WHAT TO WORK ON → Output all of the entries below precisely as written.

Start of RECORDS PROVIDED

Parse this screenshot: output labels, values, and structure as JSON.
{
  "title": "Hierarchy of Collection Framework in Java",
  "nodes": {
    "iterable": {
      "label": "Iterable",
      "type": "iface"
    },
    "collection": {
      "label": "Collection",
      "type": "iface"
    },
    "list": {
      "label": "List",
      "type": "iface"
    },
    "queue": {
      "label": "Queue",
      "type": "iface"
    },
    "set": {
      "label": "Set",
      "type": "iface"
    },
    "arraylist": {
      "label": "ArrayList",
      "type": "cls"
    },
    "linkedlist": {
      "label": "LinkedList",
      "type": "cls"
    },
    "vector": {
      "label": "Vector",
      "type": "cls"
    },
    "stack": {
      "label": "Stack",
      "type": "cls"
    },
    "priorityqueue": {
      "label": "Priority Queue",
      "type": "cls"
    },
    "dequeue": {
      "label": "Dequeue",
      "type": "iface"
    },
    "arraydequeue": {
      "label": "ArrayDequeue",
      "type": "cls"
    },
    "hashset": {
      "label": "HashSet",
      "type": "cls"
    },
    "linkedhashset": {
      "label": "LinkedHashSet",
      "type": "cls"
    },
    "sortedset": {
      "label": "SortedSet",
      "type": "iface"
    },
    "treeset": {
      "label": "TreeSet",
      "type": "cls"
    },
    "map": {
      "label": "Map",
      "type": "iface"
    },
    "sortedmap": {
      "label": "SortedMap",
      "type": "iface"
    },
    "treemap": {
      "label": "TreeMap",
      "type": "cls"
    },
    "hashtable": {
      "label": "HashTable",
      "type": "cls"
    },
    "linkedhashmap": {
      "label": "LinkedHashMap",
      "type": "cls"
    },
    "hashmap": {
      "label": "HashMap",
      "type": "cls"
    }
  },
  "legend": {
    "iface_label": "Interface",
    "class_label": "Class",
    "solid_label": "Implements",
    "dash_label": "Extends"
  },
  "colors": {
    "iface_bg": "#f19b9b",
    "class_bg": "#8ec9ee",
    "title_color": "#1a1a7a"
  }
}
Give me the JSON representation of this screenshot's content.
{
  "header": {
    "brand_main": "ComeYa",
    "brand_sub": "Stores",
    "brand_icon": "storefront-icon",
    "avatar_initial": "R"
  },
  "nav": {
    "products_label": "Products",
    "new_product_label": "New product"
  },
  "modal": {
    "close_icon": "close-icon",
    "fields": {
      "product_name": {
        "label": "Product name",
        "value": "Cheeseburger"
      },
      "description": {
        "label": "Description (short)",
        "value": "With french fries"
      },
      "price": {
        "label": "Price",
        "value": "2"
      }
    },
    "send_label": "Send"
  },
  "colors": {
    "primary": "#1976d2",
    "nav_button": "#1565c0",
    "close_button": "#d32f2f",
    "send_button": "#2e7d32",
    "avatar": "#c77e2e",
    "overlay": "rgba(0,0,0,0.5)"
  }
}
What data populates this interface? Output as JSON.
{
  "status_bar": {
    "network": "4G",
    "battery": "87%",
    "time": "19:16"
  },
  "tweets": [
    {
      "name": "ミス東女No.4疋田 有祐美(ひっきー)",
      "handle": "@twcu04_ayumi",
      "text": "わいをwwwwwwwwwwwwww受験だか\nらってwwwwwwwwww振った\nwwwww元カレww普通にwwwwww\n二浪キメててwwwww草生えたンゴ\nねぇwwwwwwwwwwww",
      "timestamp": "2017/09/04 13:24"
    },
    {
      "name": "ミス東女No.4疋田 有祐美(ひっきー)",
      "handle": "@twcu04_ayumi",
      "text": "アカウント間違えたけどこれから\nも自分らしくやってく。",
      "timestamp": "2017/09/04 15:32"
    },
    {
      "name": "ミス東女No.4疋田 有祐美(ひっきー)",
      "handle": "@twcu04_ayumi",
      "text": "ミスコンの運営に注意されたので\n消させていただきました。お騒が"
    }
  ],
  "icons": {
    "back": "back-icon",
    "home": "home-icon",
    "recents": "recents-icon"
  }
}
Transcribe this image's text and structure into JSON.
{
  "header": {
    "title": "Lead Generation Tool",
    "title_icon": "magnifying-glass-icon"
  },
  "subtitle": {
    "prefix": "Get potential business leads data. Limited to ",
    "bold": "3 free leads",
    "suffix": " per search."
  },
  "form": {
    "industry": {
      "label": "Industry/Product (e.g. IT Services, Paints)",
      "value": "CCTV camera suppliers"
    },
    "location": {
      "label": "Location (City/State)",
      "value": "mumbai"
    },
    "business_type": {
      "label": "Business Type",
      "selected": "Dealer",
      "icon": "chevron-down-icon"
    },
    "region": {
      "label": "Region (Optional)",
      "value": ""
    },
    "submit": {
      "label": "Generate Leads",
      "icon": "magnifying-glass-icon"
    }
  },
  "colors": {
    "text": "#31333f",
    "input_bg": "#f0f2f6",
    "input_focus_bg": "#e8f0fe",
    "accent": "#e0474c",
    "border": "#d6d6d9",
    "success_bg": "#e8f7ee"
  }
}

End of RECORDS PROVIDED

TASK RESPONSE →
Parse this screenshot: output labels, values, and structure as JSON.
{
  "title": "Hierarchy of Collection Framework in Java",
  "nodes": {
    "iterable": {
      "label": "Iterable",
      "type": "iface"
    },
    "collection": {
      "label": "Collection",
      "type": "iface"
    },
    "list": {
      "label": "List",
      "type": "iface"
    },
    "queue": {
      "label": "Queue",
      "type": "iface"
    },
    "set": {
      "label": "Set",
      "type": "iface"
    },
    "arraylist": {
      "label": "ArrayList",
      "type": "cls"
    },
    "linkedlist": {
      "label": "LinkedList",
      "type": "cls"
    },
    "vector": {
      "label": "Vector",
      "type": "cls"
    },
    "stack": {
      "label": "Stack",
      "type": "cls"
    },
    "priorityqueue": {
      "label": "Priority Queue",
      "type": "cls"
    },
    "dequeue": {
      "label": "Dequeue",
      "type": "iface"
    },
    "arraydequeue": {
      "label": "ArrayDequeue",
      "type": "cls"
    },
    "hashset": {
      "label": "HashSet",
      "type": "cls"
    },
    "linkedhashset": {
      "label": "LinkedHashSet",
      "type": "cls"
    },
    "sortedset": {
      "label": "SortedSet",
      "type": "iface"
    },
    "treeset": {
      "label": "TreeSet",
      "type": "cls"
    },
    "map": {
      "label": "Map",
      "type": "iface"
    },
    "sortedmap": {
      "label": "SortedMap",
      "type": "iface"
    },
    "treemap": {
      "label": "TreeMap",
      "type": "cls"
    },
    "hashtable": {
      "label": "HashTable",
      "type": "cls"
    },
    "linkedhashmap": {
      "label": "LinkedHashMap",
      "type": "cls"
    },
    "hashmap": {
      "label": "HashMap",
      "type": "cls"
    }
  },
  "legend": {
    "iface_label": "Interface",
    "class_label": "Class",
    "solid_label": "Implements",
    "dash_label": "Extends"
  },
  "colors": {
    "iface_bg": "#f19b9b",
    "class_bg": "#8ec9ee",
    "title_color": "#1a1a7a"
  }
}
Give me the JSON representation of this screenshot's content.
{
  "header": {
    "brand_main": "ComeYa",
    "brand_sub": "Stores",
    "brand_icon": "storefront-icon",
    "avatar_initial": "R"
  },
  "nav": {
    "products_label": "Products",
    "new_product_label": "New product"
  },
  "modal": {
    "close_icon": "close-icon",
    "fields": {
      "product_name": {
        "label": "Product name",
        "value": "Cheeseburger"
      },
      "description": {
        "label": "Description (short)",
        "value": "With french fries"
      },
      "price": {
        "label": "Price",
        "value": "2"
      }
    },
    "send_label": "Send"
  },
  "colors": {
    "primary": "#1976d2",
    "nav_button": "#1565c0",
    "close_button": "#d32f2f",
    "send_button": "#2e7d32",
    "avatar": "#c77e2e",
    "overlay": "rgba(0,0,0,0.5)"
  }
}
What data populates this interface? Output as JSON.
{
  "status_bar": {
    "network": "4G",
    "battery": "87%",
    "time": "19:16"
  },
  "tweets": [
    {
      "name": "ミス東女No.4疋田 有祐美(ひっきー)",
      "handle": "@twcu04_ayumi",
      "text": "わいをwwwwwwwwwwwwww受験だか\nらってwwwwwwwwww振った\nwwwww元カレww普通にwwwwww\n二浪キメててwwwww草生えたンゴ\nねぇwwwwwwwwwwww",
      "timestamp": "2017/09/04 13:24"
    },
    {
      "name": "ミス東女No.4疋田 有祐美(ひっきー)",
      "handle": "@twcu04_ayumi",
      "text": "アカウント間違えたけどこれから\nも自分らしくやってく。",
      "timestamp": "2017/09/04 15:32"
    },
    {
      "name": "ミス東女No.4疋田 有祐美(ひっきー)",
      "handle": "@twcu04_ayumi",
      "text": "ミスコンの運営に注意されたので\n消させていただきました。お騒が"
    }
  ],
  "icons": {
    "back": "back-icon",
    "home": "home-icon",
    "recents": "recents-icon"
  }
}
Transcribe this image's text and structure into JSON.
{
  "header": {
    "title": "Lead Generation Tool",
    "title_icon": "magnifying-glass-icon"
  },
  "subtitle": {
    "prefix": "Get potential business leads data. Limited to ",
    "bold": "3 free leads",
    "suffix": " per search."
  },
  "form": {
    "industry": {
      "label": "Industry/Product (e.g. IT Services, Paints)",
      "value": "CCTV camera suppliers"
    },
    "location": {
      "label": "Location (City/State)",
      "value": "mumbai"
    },
    "business_type": {
      "label": "Business Type",
      "selected": "Dealer",
      "icon": "chevron-down-icon"
    },
    "region": {
      "label": "Region (Optional)",
      "value": ""
    },
    "submit": {
      "label": "Generate Leads",
      "icon": "magnifying-glass-icon"
    }
  },
  "colors": {
    "text": "#31333f",
    "input_bg": "#f0f2f6",
    "input_focus_bg": "#e8f0fe",
    "accent": "#e0474c",
    "border": "#d6d6d9",
    "success_bg": "#e8f7ee"
  }
}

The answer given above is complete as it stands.